### Supplied records

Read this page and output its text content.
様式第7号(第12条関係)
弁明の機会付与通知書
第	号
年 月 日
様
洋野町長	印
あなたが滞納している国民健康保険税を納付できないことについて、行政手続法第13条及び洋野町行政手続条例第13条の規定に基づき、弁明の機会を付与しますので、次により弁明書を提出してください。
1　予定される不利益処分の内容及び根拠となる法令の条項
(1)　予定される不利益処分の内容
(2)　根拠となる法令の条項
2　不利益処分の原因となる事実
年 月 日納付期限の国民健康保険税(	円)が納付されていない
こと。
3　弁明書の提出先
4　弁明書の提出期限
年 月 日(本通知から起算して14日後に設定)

######

Aim of the exercise: Every entry above should be retyped exactly as shown.

Solution to the exercise:
Read this page and output its text content.
様式第7号(第12条関係)
弁明の機会付与通知書
第	号
年 月 日
様
洋野町長	印
あなたが滞納している国民健康保険税を納付できないことについて、行政手続法第13条及び洋野町行政手続条例第13条の規定に基づき、弁明の機会を付与しますので、次により弁明書を提出してください。
1　予定される不利益処分の内容及び根拠となる法令の条項
(1)　予定される不利益処分の内容
(2)　根拠となる法令の条項
2　不利益処分の原因となる事実
年 月 日納付期限の国民健康保険税(	円)が納付されていない
こと。
3　弁明書の提出先
4　弁明書の提出期限
年 月 日(本通知から起算して14日後に設定)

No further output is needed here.